_Exercise task_
Lines containing the word "Over" are to be counted; state their number and nothing further.
- - - -
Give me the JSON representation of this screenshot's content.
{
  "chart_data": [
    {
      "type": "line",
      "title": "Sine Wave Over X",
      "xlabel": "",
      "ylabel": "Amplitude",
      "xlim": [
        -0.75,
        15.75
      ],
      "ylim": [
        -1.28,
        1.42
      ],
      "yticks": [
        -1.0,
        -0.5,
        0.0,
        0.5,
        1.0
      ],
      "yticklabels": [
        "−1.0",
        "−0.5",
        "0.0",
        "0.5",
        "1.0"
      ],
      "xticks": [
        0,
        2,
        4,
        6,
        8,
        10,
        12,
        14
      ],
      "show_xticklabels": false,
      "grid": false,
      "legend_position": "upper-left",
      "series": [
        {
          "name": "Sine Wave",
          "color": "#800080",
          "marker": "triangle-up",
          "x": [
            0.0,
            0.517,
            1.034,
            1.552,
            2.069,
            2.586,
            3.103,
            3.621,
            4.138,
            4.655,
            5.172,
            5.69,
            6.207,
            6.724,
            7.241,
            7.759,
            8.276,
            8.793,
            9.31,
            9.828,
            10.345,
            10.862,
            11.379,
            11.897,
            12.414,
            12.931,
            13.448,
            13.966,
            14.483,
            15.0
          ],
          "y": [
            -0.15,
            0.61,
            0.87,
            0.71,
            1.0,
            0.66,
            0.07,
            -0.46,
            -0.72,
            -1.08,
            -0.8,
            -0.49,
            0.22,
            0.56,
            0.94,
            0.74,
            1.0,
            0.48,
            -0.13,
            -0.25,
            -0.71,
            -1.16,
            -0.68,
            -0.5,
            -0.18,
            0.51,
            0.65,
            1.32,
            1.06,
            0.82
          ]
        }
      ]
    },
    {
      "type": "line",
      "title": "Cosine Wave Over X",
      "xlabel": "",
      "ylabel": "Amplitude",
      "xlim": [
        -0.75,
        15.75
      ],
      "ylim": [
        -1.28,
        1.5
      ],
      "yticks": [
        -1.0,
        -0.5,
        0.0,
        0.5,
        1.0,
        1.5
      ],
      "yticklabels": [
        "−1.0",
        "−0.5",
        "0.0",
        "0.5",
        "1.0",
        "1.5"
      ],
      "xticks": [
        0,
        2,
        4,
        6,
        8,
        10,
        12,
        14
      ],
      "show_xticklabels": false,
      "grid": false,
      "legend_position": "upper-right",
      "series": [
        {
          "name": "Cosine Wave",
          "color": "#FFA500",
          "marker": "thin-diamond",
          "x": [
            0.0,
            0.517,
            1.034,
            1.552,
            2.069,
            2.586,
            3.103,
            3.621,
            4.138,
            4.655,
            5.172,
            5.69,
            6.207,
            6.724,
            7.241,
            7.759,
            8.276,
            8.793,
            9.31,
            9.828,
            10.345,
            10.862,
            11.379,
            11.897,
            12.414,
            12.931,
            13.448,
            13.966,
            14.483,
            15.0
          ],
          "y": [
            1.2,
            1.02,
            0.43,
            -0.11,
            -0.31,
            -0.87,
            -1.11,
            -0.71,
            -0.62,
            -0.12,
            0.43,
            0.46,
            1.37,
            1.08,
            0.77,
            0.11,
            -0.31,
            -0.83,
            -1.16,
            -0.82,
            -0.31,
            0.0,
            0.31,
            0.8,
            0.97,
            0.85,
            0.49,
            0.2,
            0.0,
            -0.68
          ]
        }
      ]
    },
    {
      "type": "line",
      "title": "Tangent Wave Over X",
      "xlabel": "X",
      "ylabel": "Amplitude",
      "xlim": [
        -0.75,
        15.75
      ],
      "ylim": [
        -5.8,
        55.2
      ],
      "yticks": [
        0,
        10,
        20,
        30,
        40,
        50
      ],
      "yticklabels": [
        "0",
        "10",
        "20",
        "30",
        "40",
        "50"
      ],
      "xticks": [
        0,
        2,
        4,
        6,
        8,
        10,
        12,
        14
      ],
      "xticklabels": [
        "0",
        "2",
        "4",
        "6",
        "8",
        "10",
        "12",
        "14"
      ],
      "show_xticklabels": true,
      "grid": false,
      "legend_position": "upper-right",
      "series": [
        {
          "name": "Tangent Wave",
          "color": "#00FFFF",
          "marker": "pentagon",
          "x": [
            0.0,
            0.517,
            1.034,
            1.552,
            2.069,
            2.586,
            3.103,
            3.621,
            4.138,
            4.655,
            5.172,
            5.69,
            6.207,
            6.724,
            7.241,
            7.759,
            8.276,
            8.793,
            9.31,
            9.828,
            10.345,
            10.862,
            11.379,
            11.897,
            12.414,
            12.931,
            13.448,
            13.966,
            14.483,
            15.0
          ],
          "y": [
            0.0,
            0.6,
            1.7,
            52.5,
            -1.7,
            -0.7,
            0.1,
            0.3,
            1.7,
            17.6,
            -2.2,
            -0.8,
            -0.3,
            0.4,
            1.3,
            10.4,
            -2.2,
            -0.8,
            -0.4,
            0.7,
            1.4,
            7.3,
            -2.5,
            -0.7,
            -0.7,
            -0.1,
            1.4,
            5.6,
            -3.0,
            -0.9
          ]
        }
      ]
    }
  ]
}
- - - -
_Full output_
3